Required work:
Copy out each line featuring the string "angle" from the entries beneath.

Material shown:
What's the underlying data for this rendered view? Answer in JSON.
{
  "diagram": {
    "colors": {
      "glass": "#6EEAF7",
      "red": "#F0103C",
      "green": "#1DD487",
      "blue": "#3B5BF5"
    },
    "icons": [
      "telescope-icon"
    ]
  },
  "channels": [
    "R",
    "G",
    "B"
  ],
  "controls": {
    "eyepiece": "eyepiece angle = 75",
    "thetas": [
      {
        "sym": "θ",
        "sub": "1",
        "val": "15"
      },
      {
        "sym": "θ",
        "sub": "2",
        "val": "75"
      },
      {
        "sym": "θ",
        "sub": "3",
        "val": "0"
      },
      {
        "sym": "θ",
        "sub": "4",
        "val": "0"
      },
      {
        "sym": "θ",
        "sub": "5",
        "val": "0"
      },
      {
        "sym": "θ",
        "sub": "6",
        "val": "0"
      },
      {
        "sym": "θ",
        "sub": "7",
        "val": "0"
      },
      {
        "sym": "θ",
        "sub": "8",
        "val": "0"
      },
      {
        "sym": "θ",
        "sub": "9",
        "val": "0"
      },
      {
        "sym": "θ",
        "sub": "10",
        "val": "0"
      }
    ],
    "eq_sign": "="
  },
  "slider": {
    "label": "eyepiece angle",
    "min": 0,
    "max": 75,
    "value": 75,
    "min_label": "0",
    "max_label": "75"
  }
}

Answer for the task:
    "eyepiece": "eyepiece angle = 75",
    "label": "eyepiece angle",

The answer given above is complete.